Brief:
Write out each line from the data below that includes the word "воздуха".

Provided material:

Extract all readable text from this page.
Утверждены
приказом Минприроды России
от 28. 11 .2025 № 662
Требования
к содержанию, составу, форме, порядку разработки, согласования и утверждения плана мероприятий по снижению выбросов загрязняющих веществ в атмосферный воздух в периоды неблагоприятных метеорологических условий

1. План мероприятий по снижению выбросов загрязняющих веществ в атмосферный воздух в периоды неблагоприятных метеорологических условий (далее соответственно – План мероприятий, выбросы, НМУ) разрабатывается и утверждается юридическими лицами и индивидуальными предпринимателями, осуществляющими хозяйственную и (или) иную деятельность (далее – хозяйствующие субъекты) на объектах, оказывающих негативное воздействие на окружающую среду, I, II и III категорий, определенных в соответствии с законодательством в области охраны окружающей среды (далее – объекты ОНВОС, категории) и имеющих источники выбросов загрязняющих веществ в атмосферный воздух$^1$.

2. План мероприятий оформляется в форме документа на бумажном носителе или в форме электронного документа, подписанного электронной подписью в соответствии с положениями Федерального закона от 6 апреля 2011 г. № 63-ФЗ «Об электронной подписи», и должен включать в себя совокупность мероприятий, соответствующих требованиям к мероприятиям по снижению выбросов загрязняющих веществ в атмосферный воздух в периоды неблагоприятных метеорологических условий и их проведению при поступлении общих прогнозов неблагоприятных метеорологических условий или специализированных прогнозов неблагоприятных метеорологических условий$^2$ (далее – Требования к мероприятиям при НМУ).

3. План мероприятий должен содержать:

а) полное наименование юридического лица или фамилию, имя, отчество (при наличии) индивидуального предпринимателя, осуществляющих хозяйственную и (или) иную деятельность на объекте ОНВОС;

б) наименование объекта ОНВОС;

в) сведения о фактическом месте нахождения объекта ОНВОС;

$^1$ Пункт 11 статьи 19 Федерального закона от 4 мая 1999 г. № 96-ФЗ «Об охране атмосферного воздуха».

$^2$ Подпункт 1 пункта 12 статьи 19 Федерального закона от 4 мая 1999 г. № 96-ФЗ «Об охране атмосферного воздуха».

Result for this task:
$^1$ Пункт 11 статьи 19 Федерального закона от 4 мая 1999 г. № 96-ФЗ «Об охране атмосферного воздуха».
$^2$ Подпункт 1 пункта 12 статьи 19 Федерального закона от 4 мая 1999 г. № 96-ФЗ «Об охране атмосферного воздуха».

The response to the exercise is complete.